Would you output the lines from the one with "Type out the text in this image." through the last line of the material below, exactly, but without pictures?
**** Material to process
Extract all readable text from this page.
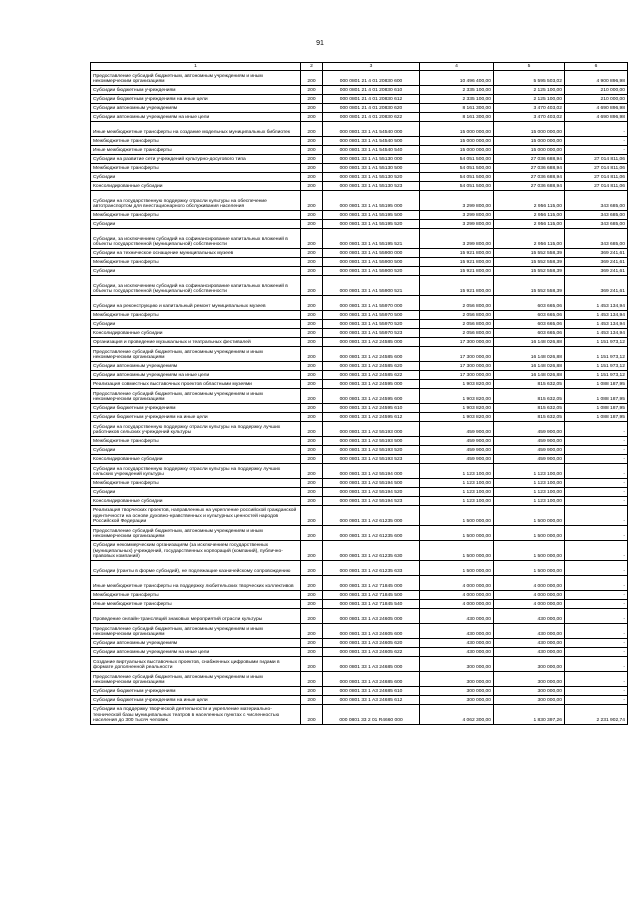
91
1	2	3	4	5	6
Предоставление субсидий бюджетным, автономным учреждениям и иным некоммерческим организациям	200	000 0801 21 4 01 20830 600	10 496 400,00	5 595 503,02	4 900 896,98
Субсидии бюджетным учреждениям	200	000 0801 21 4 01 20830 610	2 335 100,00	2 125 100,00	210 000,00
Субсидии бюджетным учреждениям на иные цели	200	000 0801 21 4 01 20830 612	2 335 100,00	2 125 100,00	210 000,00
Субсидии автономным учреждениям	200	000 0801 21 4 01 20830 620	8 161 300,00	3 470 403,02	4 690 896,98
Субсидии автономным учреждениям на иные цели	200	000 0801 21 4 01 20830 622	8 161 300,00	3 470 403,02	4 690 896,98
Иные межбюджетные трансферты на создание модельных муниципальных библиотек	200	000 0801 33 1 A1 54540 000	15 000 000,00	15 000 000,00	-
Межбюджетные трансферты	200	000 0801 33 1 A1 54540 500	15 000 000,00	15 000 000,00	-
Иные межбюджетные трансферты	200	000 0801 33 1 A1 54540 540	15 000 000,00	15 000 000,00	-
Субсидии на развитие сети учреждений культурно-досугового типа	200	000 0801 33 1 A1 55130 000	54 051 500,00	27 036 688,94	27 014 811,06
Межбюджетные трансферты	200	000 0801 33 1 A1 55130 500	54 051 500,00	27 036 688,94	27 014 811,06
Субсидии	200	000 0801 33 1 A1 55130 520	54 051 500,00	27 036 688,94	27 014 811,06
Консолидированные субсидии	200	000 0801 33 1 A1 55130 523	54 051 500,00	27 036 688,94	27 014 811,06
Субсидии на государственную поддержку отрасли культуры на обеспечение автотранспортом для внестационарного обслуживания населения	200	000 0801 33 1 A1 55195 000	3 299 800,00	2 956 115,00	343 685,00
Межбюджетные трансферты	200	000 0801 33 1 A1 55195 500	3 299 800,00	2 956 115,00	343 685,00
Субсидии	200	000 0801 33 1 A1 55195 520	3 299 800,00	2 956 115,00	343 685,00
Субсидии, за исключением субсидий на софинансирование капитальных вложений в объекты государственной (муниципальной) собственности	200	000 0801 33 1 A1 55195 521	3 299 800,00	2 956 115,00	343 685,00
Субсидии на техническое оснащение муниципальных музеев	200	000 0801 33 1 A1 55900 000	15 921 800,00	15 552 558,39	369 241,61
Межбюджетные трансферты	200	000 0801 33 1 A1 55900 500	15 921 800,00	15 552 558,39	369 241,61
Субсидии	200	000 0801 33 1 A1 55900 520	15 921 800,00	15 552 558,39	369 241,61
Субсидии, за исключением субсидий на софинансирование капитальных вложений в объекты государственной (муниципальной) собственности	200	000 0801 33 1 A1 55900 521	15 921 800,00	15 552 558,39	369 241,61
Субсидии на реконструкцию и капитальный ремонт муниципальных музеев	200	000 0801 33 1 A1 55970 000	2 056 800,00	603 665,06	1 453 134,94
Межбюджетные трансферты	200	000 0801 33 1 A1 55970 500	2 056 800,00	603 665,06	1 453 134,94
Субсидии	200	000 0801 33 1 A1 55970 520	2 056 800,00	603 665,06	1 453 134,94
Консолидированные субсидии	200	000 0801 33 1 A1 55970 523	2 056 800,00	603 665,06	1 453 134,94
Организация и проведение музыкальных и театральных фестивалей	200	000 0801 33 1 A2 24585 000	17 300 000,00	16 148 026,88	1 151 973,12
Предоставление субсидий бюджетным, автономным учреждениям и иным некоммерческим организациям	200	000 0801 33 1 A2 24585 600	17 300 000,00	16 148 026,88	1 151 973,12
Субсидии автономным учреждениям	200	000 0801 33 1 A2 24585 620	17 300 000,00	16 148 026,88	1 151 973,12
Субсидии автономным учреждениям на иные цели	200	000 0801 33 1 A2 24585 622	17 300 000,00	16 148 026,88	1 151 973,12
Реализация совместных выставочных проектов областными музеями	200	000 0801 33 1 A2 24595 000	1 903 820,00	815 632,05	1 088 187,95
Предоставление субсидий бюджетным, автономным учреждениям и иным некоммерческим организациям	200	000 0801 33 1 A2 24595 600	1 903 820,00	815 632,05	1 088 187,95
Субсидии бюджетным учреждениям	200	000 0801 33 1 A2 24595 610	1 903 820,00	815 632,05	1 088 187,95
Субсидии бюджетным учреждениям на иные цели	200	000 0801 33 1 A2 24595 612	1 903 820,00	815 632,05	1 088 187,95
Субсидии на государственную поддержку отрасли культуры на поддержку лучших работников сельских учреждений культуры	200	000 0801 33 1 A2 55193 000	459 900,00	459 900,00	-
Межбюджетные трансферты	200	000 0801 33 1 A2 55193 500	459 900,00	459 900,00	-
Субсидии	200	000 0801 33 1 A2 55193 520	459 900,00	459 900,00	-
Консолидированные субсидии	200	000 0801 33 1 A2 55193 523	459 900,00	459 900,00	-
Субсидии на государственную поддержку отрасли культуры на поддержку лучших сельских учреждений культуры	200	000 0801 33 1 A2 55194 000	1 123 100,00	1 123 100,00	-
Межбюджетные трансферты	200	000 0801 33 1 A2 55194 500	1 123 100,00	1 123 100,00	-
Субсидии	200	000 0801 33 1 A2 55194 520	1 123 100,00	1 123 100,00	-
Консолидированные субсидии	200	000 0801 33 1 A2 55194 523	1 123 100,00	1 123 100,00	-
Реализация творческих проектов, направленных на укрепление российской гражданской идентичности на основе духовно-нравственных и культурных ценностей народов Российской Федерации	200	000 0801 33 1 A2 61235 000	1 500 000,00	1 500 000,00	-
Предоставление субсидий бюджетным, автономным учреждениям и иным некоммерческим организациям	200	000 0801 33 1 A2 61235 600	1 500 000,00	1 500 000,00	-
Субсидии некоммерческим организациям (за исключением государственных (муниципальных) учреждений, государственных корпораций (компаний), публично-правовых компаний)	200	000 0801 33 1 A2 61235 630	1 500 000,00	1 500 000,00	-
Субсидии (гранты в форме субсидий), не подлежащие казначейскому сопровождению	200	000 0801 33 1 A2 61235 633	1 500 000,00	1 500 000,00	-
Иные межбюджетные трансферты на поддержку любительских творческих коллективов	200	000 0801 33 1 A2 71845 000	4 000 000,00	4 000 000,00	-
Межбюджетные трансферты	200	000 0801 33 1 A2 71845 500	4 000 000,00	4 000 000,00	-
Иные межбюджетные трансферты	200	000 0801 33 1 A2 71845 540	4 000 000,00	4 000 000,00	-
Проведение онлайн-трансляций знаковых мероприятий отрасли культуры	200	000 0801 33 1 A3 24605 000	430 000,00	430 000,00	-
Предоставление субсидий бюджетным, автономным учреждениям и иным некоммерческим организациям	200	000 0801 33 1 A3 24605 600	430 000,00	430 000,00	-
Субсидии автономным учреждениям	200	000 0801 33 1 A3 24605 620	430 000,00	430 000,00	-
Субсидии автономным учреждениям на иные цели	200	000 0801 33 1 A3 24605 622	430 000,00	430 000,00	-
Создание виртуальных выставочных проектов, снабженных цифровыми гидами в формате дополненной реальности	200	000 0801 33 1 A3 24685 000	300 000,00	300 000,00	-
Предоставление субсидий бюджетным, автономным учреждениям и иным некоммерческим организациям	200	000 0801 33 1 A3 24685 600	300 000,00	300 000,00	-
Субсидии бюджетным учреждениям	200	000 0801 33 1 A3 24685 610	300 000,00	300 000,00	-
Субсидии бюджетным учреждениям на иные цели	200	000 0801 33 1 A3 24685 612	300 000,00	300 000,00	-
Субсидии на поддержку творческой деятельности и укрепление материально-технической базы муниципальных театров в населенных пунктах с численностью населения до 300 тысяч человек	200	000 0801 33 2 01 R4660 000	4 062 300,00	1 830 397,26	2 231 902,74
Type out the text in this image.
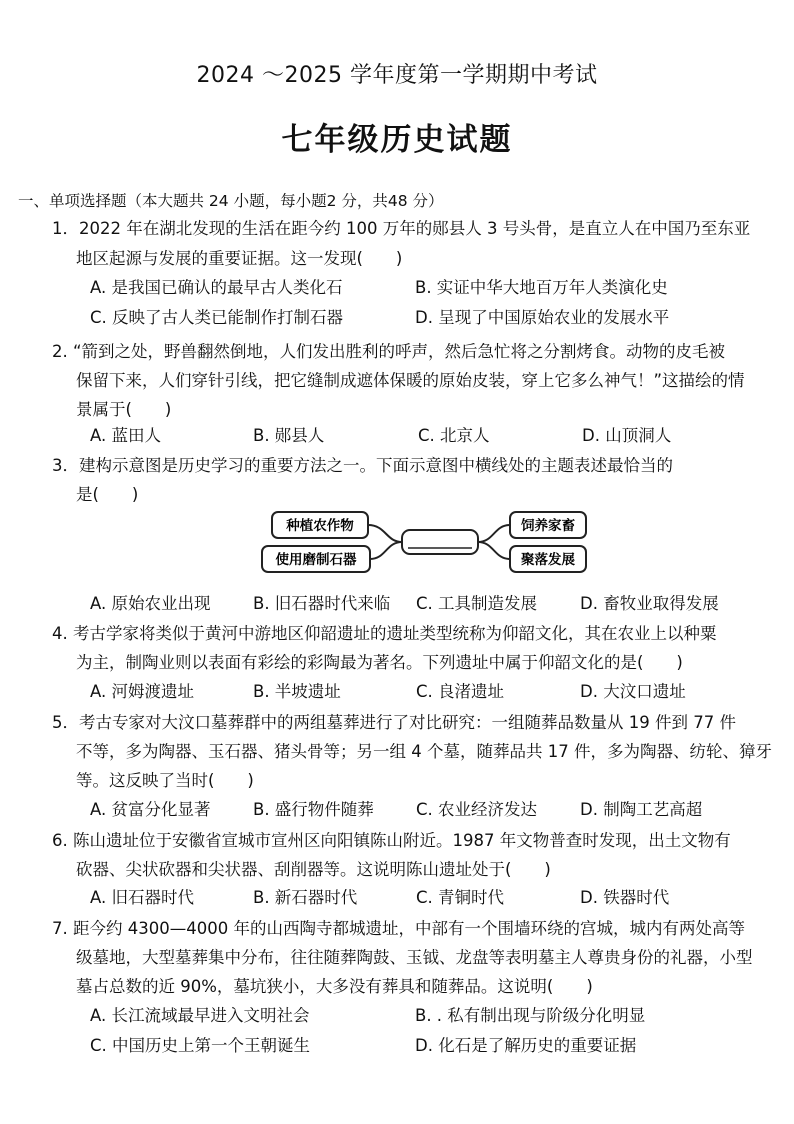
2024 ～2025 学年度第一学期期中考试
七年级历史试题
一、单项选择题（本大题共 24 小题，每小题2 分，共48 分）
1．2022 年在湖北发现的生活在距今约 100 万年的郧县人 3 号头骨，是直立人在中国乃至东亚
地区起源与发展的重要证据。这一发现(　　)
A. 是我国已确认的最早古人类化石	B. 实证中华大地百万年人类演化史
C. 反映了古人类已能制作打制石器	D. 呈现了中国原始农业的发展水平
2. “箭到之处，野兽翻然倒地，人们发出胜利的呼声，然后急忙将之分割烤食。动物的皮毛被
保留下来，人们穿针引线，把它缝制成遮体保暖的原始皮装，穿上它多么神气！”这描绘的情
景属于(　　)
A. 蓝田人	B. 郧县人	C. 北京人	D. 山顶洞人
3．建构示意图是历史学习的重要方法之一。下面示意图中横线处的主题表述最恰当的
是(　　)
种植农作物
使用磨制石器
饲养家畜
聚落发展
A. 原始农业出现	B. 旧石器时代来临 C. 工具制造发展	D. 畜牧业取得发展
4. 考古学家将类似于黄河中游地区仰韶遗址的遗址类型统称为仰韶文化，其在农业上以种粟
为主，制陶业则以表面有彩绘的彩陶最为著名。下列遗址中属于仰韶文化的是(　　)
A. 河姆渡遗址	B. 半坡遗址	C. 良渚遗址	D. 大汶口遗址
5．考古专家对大汶口墓葬群中的两组墓葬进行了对比研究：一组随葬品数量从 19 件到 77 件
不等，多为陶器、玉石器、猪头骨等；另一组 4 个墓，随葬品共 17 件，多为陶器、纺轮、獐牙
等。这反映了当时(　　)
A. 贫富分化显著	B. 盛行物件随葬	C. 农业经济发达	D. 制陶工艺高超
6. 陈山遗址位于安徽省宣城市宣州区向阳镇陈山附近。1987 年文物普查时发现，出土文物有
砍器、尖状砍器和尖状器、刮削器等。这说明陈山遗址处于(　　)
A. 旧石器时代	B. 新石器时代	C. 青铜时代	D. 铁器时代
7. 距今约 4300—4000 年的山西陶寺都城遗址，中部有一个围墙环绕的宫城，城内有两处高等
级墓地，大型墓葬集中分布，往往随葬陶鼓、玉钺、龙盘等表明墓主人尊贵身份的礼器，小型
墓占总数的近 90%，墓坑狭小，大多没有葬具和随葬品。这说明(　　)
A. 长江流域最早进入文明社会	B. . 私有制出现与阶级分化明显
C. 中国历史上第一个王朝诞生	D. 化石是了解历史的重要证据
********
§ **Exercise response**
Type out the text in this image.
2024 ～2025 学年度第一学期期中考试
七年级历史试题
一、单项选择题（本大题共 24 小题，每小题2 分，共48 分）
1．2022 年在湖北发现的生活在距今约 100 万年的郧县人 3 号头骨，是直立人在中国乃至东亚
地区起源与发展的重要证据。这一发现(　　)
A. 是我国已确认的最早古人类化石	B. 实证中华大地百万年人类演化史
C. 反映了古人类已能制作打制石器	D. 呈现了中国原始农业的发展水平
2. “箭到之处，野兽翻然倒地，人们发出胜利的呼声，然后急忙将之分割烤食。动物的皮毛被
保留下来，人们穿针引线，把它缝制成遮体保暖的原始皮装，穿上它多么神气！”这描绘的情
景属于(　　)
A. 蓝田人	B. 郧县人	C. 北京人	D. 山顶洞人
3．建构示意图是历史学习的重要方法之一。下面示意图中横线处的主题表述最恰当的
是(　　)
种植农作物
使用磨制石器
饲养家畜
聚落发展
A. 原始农业出现	B. 旧石器时代来临 C. 工具制造发展	D. 畜牧业取得发展
4. 考古学家将类似于黄河中游地区仰韶遗址的遗址类型统称为仰韶文化，其在农业上以种粟
为主，制陶业则以表面有彩绘的彩陶最为著名。下列遗址中属于仰韶文化的是(　　)
A. 河姆渡遗址	B. 半坡遗址	C. 良渚遗址	D. 大汶口遗址
5．考古专家对大汶口墓葬群中的两组墓葬进行了对比研究：一组随葬品数量从 19 件到 77 件
不等，多为陶器、玉石器、猪头骨等；另一组 4 个墓，随葬品共 17 件，多为陶器、纺轮、獐牙
等。这反映了当时(　　)
A. 贫富分化显著	B. 盛行物件随葬	C. 农业经济发达	D. 制陶工艺高超
6. 陈山遗址位于安徽省宣城市宣州区向阳镇陈山附近。1987 年文物普查时发现，出土文物有
砍器、尖状砍器和尖状器、刮削器等。这说明陈山遗址处于(　　)
A. 旧石器时代	B. 新石器时代	C. 青铜时代	D. 铁器时代
7. 距今约 4300—4000 年的山西陶寺都城遗址，中部有一个围墙环绕的宫城，城内有两处高等
级墓地，大型墓葬集中分布，往往随葬陶鼓、玉钺、龙盘等表明墓主人尊贵身份的礼器，小型
墓占总数的近 90%，墓坑狭小，大多没有葬具和随葬品。这说明(　　)
A. 长江流域最早进入文明社会	B. . 私有制出现与阶级分化明显
C. 中国历史上第一个王朝诞生	D. 化石是了解历史的重要证据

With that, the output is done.